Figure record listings
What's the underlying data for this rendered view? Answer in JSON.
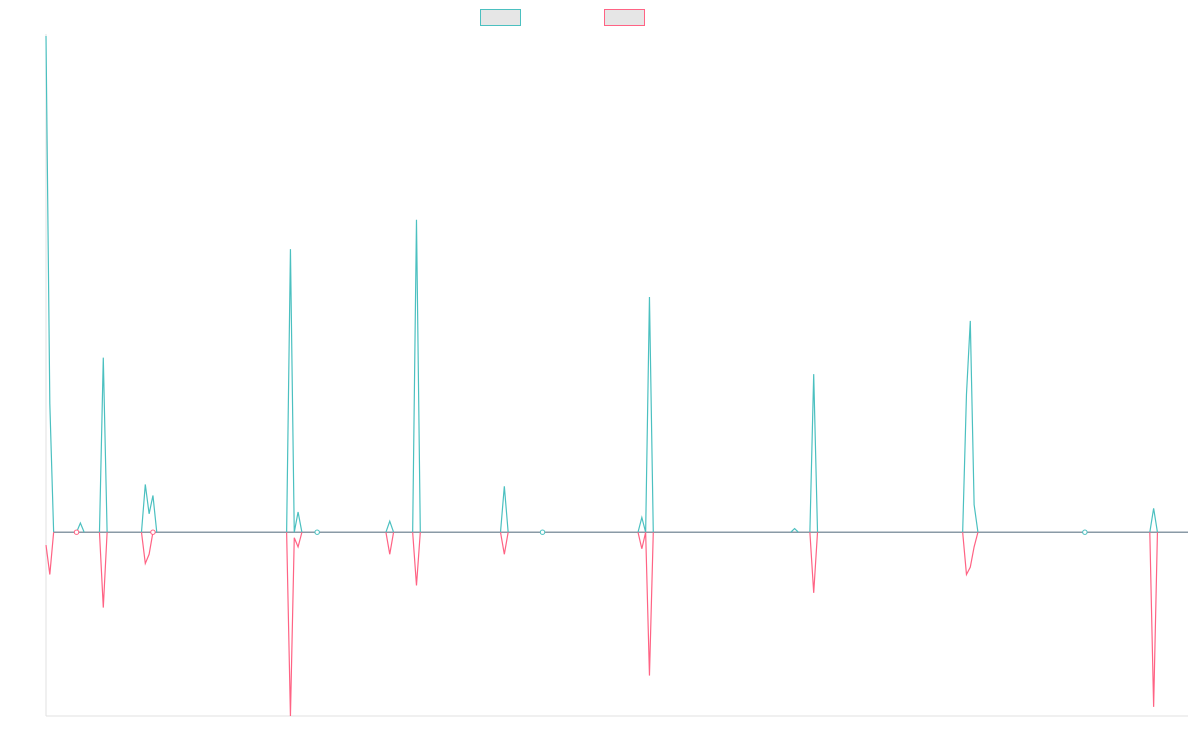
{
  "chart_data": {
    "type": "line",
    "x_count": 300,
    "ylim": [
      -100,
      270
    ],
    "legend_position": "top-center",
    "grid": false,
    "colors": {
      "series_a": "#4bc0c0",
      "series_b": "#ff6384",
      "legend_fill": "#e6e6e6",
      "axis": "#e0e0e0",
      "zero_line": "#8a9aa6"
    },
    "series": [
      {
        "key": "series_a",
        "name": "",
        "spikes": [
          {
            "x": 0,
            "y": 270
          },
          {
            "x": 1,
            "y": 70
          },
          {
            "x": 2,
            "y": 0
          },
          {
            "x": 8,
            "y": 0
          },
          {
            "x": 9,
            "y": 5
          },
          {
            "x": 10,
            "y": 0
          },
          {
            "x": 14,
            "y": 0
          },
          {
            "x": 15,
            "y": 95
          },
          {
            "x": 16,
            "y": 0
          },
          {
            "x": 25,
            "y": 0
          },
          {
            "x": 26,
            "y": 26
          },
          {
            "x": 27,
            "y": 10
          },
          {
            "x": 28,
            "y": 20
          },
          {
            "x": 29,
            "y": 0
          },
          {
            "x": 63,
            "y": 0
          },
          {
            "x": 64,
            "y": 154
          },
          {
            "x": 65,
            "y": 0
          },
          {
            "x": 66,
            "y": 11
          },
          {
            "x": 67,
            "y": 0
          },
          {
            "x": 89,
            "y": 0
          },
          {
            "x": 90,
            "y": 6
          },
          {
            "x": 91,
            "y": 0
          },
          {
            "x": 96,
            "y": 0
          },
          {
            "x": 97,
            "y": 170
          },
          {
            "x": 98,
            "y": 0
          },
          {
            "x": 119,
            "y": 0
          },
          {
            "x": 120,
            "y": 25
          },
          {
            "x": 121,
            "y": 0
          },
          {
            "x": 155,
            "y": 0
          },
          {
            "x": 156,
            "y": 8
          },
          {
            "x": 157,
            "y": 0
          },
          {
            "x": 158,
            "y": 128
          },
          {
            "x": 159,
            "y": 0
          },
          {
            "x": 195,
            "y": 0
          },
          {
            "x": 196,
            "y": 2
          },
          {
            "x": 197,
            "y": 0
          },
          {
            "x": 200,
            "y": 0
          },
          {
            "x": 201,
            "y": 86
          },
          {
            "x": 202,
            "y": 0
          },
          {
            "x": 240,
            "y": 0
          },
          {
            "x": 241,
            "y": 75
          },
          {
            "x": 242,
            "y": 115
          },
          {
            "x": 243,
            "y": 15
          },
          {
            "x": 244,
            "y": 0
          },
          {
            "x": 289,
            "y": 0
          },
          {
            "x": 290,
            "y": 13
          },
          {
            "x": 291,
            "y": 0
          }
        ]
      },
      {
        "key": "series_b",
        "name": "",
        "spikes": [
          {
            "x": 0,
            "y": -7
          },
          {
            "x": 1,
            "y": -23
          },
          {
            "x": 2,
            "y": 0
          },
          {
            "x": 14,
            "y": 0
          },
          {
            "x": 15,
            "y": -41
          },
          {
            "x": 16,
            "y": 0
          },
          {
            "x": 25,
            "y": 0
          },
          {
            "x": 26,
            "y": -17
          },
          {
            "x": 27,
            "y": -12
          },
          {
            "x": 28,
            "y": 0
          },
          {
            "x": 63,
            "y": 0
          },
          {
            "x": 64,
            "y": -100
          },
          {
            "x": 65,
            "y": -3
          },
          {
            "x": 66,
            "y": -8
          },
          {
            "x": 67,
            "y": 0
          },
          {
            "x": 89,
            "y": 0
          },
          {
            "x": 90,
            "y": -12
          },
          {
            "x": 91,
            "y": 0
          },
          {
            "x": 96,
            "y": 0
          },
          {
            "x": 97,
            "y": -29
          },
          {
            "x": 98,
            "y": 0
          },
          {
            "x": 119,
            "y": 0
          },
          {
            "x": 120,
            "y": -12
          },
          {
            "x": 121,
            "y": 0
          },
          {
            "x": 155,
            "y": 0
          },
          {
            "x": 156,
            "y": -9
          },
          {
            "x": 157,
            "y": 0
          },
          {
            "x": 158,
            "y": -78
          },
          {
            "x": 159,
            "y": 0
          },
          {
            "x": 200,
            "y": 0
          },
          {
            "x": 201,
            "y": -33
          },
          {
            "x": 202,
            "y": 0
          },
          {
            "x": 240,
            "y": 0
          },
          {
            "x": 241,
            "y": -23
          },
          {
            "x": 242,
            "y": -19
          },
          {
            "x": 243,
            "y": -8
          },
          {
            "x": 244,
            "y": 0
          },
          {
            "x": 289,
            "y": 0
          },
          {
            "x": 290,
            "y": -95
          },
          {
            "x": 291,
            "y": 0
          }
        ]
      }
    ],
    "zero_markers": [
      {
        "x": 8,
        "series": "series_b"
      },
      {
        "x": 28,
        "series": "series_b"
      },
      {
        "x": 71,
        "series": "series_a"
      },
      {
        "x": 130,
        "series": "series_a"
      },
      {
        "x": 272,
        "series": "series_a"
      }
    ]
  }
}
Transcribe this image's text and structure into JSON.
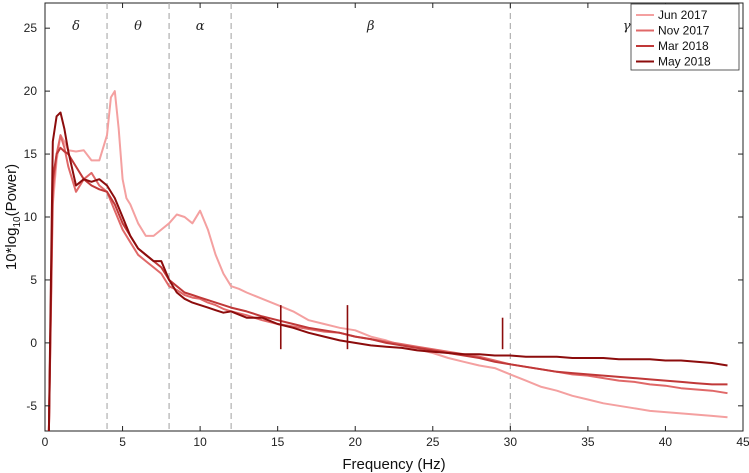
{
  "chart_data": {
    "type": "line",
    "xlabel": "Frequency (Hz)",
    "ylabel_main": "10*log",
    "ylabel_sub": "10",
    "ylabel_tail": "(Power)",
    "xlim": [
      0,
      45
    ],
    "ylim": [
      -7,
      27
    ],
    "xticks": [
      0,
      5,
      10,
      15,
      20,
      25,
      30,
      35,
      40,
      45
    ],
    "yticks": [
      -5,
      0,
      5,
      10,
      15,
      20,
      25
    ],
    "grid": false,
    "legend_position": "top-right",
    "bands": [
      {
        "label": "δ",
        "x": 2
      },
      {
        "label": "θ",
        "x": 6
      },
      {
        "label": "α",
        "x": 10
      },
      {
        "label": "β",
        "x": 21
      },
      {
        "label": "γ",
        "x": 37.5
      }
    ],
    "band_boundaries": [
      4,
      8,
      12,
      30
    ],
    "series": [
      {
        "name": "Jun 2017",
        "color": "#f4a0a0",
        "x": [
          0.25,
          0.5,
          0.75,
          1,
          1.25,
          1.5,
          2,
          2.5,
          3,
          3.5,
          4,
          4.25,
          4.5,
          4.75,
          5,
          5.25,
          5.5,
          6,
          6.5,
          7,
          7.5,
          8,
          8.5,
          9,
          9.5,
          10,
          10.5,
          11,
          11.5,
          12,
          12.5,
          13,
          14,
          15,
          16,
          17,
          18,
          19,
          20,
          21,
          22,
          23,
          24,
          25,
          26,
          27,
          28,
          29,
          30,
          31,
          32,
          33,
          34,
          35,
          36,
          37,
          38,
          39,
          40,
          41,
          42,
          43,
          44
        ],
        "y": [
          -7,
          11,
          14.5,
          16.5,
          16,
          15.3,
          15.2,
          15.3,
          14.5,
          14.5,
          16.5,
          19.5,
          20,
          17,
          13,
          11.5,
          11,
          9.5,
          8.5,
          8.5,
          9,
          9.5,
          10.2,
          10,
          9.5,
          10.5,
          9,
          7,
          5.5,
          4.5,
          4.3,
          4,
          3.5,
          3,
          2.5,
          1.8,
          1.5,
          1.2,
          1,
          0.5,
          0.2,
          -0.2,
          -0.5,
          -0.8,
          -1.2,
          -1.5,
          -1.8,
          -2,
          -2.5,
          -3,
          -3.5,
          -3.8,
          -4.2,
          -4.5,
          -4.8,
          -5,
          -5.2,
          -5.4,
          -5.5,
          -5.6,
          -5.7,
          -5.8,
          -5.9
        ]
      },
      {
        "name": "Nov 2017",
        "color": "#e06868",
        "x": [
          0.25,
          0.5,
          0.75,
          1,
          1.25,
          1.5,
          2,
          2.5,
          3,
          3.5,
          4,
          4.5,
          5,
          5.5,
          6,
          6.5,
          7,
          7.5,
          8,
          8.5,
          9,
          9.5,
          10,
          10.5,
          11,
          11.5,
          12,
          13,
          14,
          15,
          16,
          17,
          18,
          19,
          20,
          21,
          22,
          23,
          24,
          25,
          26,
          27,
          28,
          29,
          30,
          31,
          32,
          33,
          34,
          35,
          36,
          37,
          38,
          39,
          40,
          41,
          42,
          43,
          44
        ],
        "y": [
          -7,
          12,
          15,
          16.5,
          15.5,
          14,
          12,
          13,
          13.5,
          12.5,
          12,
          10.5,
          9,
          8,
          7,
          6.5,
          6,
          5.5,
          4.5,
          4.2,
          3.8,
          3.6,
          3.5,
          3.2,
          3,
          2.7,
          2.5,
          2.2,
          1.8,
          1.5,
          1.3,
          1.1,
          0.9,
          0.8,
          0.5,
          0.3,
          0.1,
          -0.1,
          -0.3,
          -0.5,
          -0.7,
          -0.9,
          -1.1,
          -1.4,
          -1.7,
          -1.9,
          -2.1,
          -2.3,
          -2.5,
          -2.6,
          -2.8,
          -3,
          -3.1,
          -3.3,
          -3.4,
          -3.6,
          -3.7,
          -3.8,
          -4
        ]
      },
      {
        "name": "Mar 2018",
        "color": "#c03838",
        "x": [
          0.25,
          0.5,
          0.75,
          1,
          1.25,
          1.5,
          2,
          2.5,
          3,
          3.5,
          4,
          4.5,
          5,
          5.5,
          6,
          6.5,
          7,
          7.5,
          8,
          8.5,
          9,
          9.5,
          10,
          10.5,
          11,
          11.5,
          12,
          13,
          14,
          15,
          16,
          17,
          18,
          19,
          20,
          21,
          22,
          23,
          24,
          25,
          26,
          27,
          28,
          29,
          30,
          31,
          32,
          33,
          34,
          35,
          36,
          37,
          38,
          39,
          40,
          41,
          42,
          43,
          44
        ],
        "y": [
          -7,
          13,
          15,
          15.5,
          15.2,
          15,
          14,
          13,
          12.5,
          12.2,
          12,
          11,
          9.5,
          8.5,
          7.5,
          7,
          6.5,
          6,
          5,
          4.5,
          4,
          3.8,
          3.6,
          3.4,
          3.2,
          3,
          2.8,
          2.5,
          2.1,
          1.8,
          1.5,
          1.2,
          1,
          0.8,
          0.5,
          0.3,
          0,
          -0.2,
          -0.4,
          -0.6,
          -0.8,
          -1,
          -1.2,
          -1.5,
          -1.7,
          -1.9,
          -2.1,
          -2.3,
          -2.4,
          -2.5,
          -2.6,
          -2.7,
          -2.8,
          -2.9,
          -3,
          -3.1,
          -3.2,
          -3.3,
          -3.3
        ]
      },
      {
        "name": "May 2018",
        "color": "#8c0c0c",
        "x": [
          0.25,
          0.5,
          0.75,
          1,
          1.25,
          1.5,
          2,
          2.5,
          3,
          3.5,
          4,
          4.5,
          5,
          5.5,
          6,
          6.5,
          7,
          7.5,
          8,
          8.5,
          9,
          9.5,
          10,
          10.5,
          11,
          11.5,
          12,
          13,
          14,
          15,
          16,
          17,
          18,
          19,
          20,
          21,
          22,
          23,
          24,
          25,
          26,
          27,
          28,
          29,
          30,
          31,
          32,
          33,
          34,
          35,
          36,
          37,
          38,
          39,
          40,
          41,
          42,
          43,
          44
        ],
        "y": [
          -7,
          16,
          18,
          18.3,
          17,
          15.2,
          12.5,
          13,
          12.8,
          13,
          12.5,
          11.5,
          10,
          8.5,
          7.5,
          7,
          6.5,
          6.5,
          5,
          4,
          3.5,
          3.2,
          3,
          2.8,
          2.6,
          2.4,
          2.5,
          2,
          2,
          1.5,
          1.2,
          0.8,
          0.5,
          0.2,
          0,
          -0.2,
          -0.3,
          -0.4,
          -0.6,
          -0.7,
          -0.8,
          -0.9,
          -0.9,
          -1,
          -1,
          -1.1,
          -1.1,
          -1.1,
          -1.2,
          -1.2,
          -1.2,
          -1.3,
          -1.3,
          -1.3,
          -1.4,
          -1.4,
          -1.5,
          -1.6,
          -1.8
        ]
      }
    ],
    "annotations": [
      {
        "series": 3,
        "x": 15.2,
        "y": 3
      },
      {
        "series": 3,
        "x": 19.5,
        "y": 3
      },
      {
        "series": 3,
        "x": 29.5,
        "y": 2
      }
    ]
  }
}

* Exercise aim: Check each line of the data above for the word "JSON" and say how many lines have it. Give the number alone.

* Full answer: 2